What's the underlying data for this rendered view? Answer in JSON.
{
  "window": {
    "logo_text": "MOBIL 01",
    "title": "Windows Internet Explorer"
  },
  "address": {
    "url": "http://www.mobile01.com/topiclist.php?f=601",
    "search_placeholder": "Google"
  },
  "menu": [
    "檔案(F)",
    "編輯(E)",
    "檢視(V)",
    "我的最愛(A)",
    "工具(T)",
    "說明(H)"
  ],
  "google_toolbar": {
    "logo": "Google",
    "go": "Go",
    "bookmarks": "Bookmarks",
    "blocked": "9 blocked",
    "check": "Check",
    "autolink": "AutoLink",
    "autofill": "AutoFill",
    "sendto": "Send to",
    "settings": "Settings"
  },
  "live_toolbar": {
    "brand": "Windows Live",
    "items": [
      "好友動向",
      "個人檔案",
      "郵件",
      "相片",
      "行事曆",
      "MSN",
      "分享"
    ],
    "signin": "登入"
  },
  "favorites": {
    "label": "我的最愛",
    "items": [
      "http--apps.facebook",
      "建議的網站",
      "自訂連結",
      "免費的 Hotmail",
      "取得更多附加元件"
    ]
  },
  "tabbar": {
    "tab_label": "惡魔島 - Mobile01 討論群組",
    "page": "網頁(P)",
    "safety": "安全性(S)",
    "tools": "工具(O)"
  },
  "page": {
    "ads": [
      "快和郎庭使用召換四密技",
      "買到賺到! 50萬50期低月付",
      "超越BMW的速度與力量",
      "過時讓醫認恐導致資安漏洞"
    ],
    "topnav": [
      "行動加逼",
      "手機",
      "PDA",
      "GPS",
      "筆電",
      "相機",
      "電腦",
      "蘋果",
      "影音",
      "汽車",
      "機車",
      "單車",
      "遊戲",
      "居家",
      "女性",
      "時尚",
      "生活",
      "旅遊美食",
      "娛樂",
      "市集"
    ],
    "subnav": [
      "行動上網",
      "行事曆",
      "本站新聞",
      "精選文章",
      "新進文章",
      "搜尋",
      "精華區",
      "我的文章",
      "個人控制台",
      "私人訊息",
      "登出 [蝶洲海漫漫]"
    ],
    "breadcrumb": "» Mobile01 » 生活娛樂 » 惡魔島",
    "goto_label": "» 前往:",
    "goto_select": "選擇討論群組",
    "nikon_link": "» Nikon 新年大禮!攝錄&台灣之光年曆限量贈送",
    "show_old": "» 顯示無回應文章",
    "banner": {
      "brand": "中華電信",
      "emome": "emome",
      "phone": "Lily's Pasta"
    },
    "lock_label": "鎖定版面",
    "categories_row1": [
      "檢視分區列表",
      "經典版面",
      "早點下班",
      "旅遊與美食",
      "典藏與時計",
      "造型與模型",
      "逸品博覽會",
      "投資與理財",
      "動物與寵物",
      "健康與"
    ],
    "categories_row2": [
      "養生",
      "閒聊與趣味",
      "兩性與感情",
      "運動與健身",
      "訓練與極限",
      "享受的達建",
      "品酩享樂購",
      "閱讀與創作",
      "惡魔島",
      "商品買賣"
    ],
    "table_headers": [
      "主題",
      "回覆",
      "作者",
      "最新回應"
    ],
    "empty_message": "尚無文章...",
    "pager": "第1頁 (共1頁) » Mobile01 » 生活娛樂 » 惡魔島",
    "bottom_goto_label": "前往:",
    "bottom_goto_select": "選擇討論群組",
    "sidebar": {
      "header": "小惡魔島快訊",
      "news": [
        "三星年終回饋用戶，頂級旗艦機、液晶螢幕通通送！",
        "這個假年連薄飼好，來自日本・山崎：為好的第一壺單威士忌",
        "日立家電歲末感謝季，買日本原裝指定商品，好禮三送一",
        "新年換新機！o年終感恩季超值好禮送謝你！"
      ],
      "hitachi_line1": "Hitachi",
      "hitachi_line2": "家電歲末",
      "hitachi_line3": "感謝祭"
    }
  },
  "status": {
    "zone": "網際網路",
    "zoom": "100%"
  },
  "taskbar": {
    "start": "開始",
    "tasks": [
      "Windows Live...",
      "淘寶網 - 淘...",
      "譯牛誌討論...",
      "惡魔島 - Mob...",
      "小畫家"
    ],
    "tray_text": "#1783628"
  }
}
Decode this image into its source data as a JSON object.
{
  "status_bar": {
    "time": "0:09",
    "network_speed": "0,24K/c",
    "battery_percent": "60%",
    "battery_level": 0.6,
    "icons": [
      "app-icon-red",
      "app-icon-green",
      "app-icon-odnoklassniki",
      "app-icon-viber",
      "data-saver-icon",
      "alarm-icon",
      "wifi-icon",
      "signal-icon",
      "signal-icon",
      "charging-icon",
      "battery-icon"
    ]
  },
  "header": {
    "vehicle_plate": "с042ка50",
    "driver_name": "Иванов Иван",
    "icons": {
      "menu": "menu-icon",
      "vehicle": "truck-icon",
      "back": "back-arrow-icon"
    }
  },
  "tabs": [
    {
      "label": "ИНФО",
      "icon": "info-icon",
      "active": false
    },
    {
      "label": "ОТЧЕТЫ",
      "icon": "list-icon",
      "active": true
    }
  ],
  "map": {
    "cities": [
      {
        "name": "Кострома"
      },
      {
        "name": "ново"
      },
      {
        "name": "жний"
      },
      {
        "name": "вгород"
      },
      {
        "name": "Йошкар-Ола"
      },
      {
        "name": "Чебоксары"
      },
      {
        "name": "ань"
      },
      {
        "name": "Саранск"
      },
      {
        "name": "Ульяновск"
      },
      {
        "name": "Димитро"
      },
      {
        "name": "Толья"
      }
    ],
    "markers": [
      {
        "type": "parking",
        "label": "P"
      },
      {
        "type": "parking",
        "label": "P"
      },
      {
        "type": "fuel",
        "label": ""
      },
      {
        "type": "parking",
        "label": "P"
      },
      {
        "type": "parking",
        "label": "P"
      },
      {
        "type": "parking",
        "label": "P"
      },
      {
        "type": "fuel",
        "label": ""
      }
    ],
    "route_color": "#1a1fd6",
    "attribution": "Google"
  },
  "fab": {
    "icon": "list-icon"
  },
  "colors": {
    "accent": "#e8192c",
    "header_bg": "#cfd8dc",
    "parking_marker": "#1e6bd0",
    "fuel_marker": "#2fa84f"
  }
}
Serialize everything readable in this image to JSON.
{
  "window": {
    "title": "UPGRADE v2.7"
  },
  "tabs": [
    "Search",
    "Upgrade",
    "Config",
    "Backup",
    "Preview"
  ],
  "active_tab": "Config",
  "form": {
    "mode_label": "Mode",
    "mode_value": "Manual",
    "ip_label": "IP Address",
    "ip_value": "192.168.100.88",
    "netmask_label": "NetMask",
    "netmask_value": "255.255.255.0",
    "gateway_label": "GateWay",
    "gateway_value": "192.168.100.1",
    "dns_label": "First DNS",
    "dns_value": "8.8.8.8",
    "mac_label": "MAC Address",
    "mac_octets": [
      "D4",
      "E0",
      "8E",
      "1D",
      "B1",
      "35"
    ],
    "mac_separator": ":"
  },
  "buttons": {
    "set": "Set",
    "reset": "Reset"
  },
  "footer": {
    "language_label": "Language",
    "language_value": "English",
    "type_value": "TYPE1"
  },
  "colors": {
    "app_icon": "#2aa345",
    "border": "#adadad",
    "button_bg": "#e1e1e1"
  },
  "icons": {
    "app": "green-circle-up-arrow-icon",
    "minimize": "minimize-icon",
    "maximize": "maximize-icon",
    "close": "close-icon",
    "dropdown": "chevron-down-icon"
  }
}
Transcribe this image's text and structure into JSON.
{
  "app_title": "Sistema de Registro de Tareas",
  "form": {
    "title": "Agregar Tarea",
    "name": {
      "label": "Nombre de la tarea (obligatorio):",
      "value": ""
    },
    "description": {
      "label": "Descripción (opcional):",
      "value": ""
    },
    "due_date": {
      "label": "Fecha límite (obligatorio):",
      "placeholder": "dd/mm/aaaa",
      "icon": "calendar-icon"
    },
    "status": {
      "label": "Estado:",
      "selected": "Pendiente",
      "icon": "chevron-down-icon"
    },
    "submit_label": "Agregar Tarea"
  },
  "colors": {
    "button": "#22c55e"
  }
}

==================================================

**The exercise:** For the listing above, give the number of lines in which the string "Windows" occurs, and nothing else.

**Answer for the task:** 3